**以下の課題**
A - 次の(i)〜(iii)の記述がそれぞれ抜粋の内容と合っているかを、「はい」か「いいえ」で答えてください。判断の根拠となる抜粋中の語句も、一字も変えずに引用してください。(i) 2023年のコーヒー豆の生産量で、ベトナムは世界第2位である。(ii) ベトナムで生産されるコーヒー豆の大半はアラビカ種である。(iii) ホーチミンでは、コーヒーをアイスにして飲むのが定番である。
B - 抜粋のうち、「ホーチミン市内を散策すればい」から「されていると言われています。」までの部分を、そのまま書き写してください。

ホーチミン市内を散策すればいたるところにカフェがあり、昼夜問わず賑わっているのが非常に印象的です。実はベトナムは世界有数のコーヒー豆の生産国で生産量はブラジルに次いで第2位となっています。今回はベトナムのコーヒー豆についてご紹介します。

 

FAO(国際連合食糧農業機関)の統計によると、2023年の世界のコーヒー豆の生産量は、ブラジルが1位で3,405千トン(全体比30.4%)、続いてベトナムが2位で1,956千トン(同17.5%)となっています。また財務省「貿易統計」によると、日本のコーヒー豆輸入量については、ブラジルが1位で124千トン(全体比35.0%)、続いてベトナムが2位で99千トン(同27.9%)となっています。

 

 

ベトナム国内の主要なコーヒー豆生産地はベトナム中部高原地域のダクラク、ダクノン、ラムドンの3省です。

標高が高く寒暖差が大きいことや、雨量が多く土壌も豊かなことがコーヒー生産に適しており、ベトナム全体の生産量の約8割が生産されていると言われています。

ブラジル産コーヒー豆は世界的にも有名で、日本でもよく見かけると思いますが、ベトナム産というとなじみのない方も多いのではないでしょうか。

それには大きな理由があります。ブラジルで生産されるコーヒー豆の多くはアラビカ種という品種に対して、ベトナムで生産されるコーヒー豆の大半がロブスタ種と、品種が異なるからです。

アラビカ種は、苦味と酸味のバランスが良く薫り高いのが特徴でストレートの飲用に適しており、日本のカフェで普段飲まれているのはこの種のものです。

一方でロブスタ種は、強い苦味と香ばしい香りが特徴です。ロブスタ種単体で飲むと非常に苦味が強く、豆の単価もロブスタ種の方が安いため、日本では缶コーヒーやインスタントコーヒーに加工して使われることが多いです。

ベトナムのコーヒー豆(ロブスタ種)は、日本においてはストレートの飲用に適しておらず加工品に使用されることが多いため、世界第2位の生産国かつ日本では第2位の輸入国でありながら知名度は低いままなのです。

 

そんなベトナム産コーヒー豆ですが、ベトナム国内では苦味の強いロブスタ種を楽しむための飲み方があります。深煎りした豆を濃く抽出したものにシロップやコンデンスミルクを合わせて飲むのがベトナムの一般的なコーヒーの飲み方です。ホーチミンは年中気温が高いためアイスコーヒーにして飲むのが定番です。

味わいは、コンデンスミルクの甘味が全面に出るのですが、徐々にロブスタ種の香ばしさと苦みを感じることができ非常においしかったです。

**元データ**
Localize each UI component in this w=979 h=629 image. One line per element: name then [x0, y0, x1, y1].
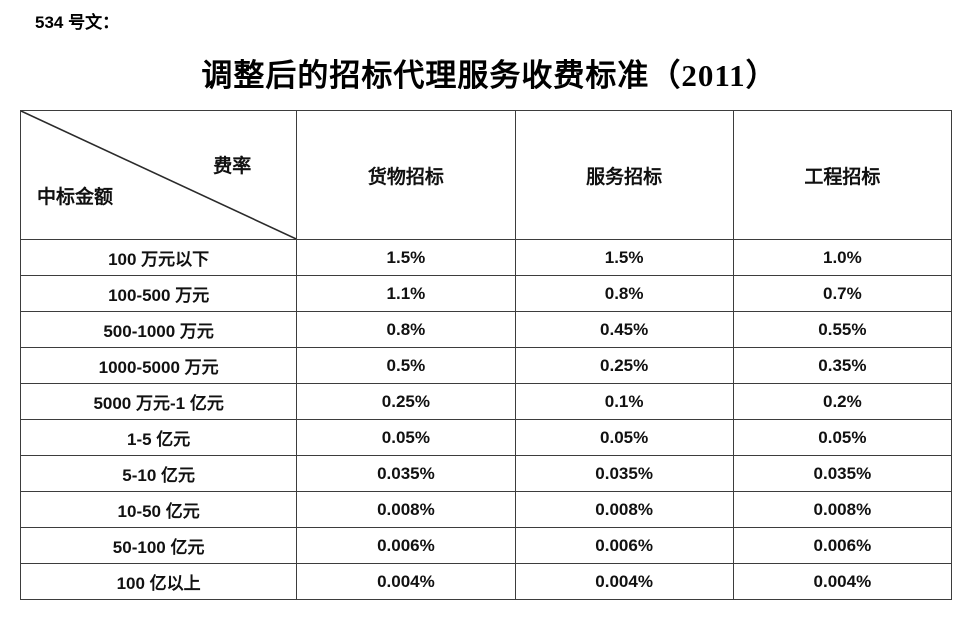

**課題ごとの解答**
A -
(i) はい:「続いてベトナムが2位で1,956千トン(同17.5%)となっています」
(ii) いいえ:「ベトナムで生産されるコーヒー豆の大半がロブスタ種と」
(iii) はい:「ホーチミンは年中気温が高いためアイスコーヒーにして飲むのが定番です。」

B -
ホーチミン市内を散策すればいたるところにカフェがあり、昼夜問わず賑わっているのが非常に印象的です。実はベトナムは世界有数のコーヒー豆の生産国で生産量はブラジルに次いで第2位となっています。今回はベトナムのコーヒー豆についてご紹介します。

 

FAO(国際連合食糧農業機関)の統計によると、2023年の世界のコーヒー豆の生産量は、ブラジルが1位で3,405千トン(全体比30.4%)、続いてベトナムが2位で1,956千トン(同17.5%)となっています。また財務省「貿易統計」によると、日本のコーヒー豆輸入量については、ブラジルが1位で124千トン(全体比35.0%)、続いてベトナムが2位で99千トン(同27.9%)となっています。

 

 

ベトナム国内の主要なコーヒー豆生産地はベトナム中部高原地域のダクラク、ダクノン、ラムドンの3省です。

標高が高く寒暖差が大きいことや、雨量が多く土壌も豊かなことがコーヒー生産に適しており、ベトナム全体の生産量の約8割が生産されていると言われています。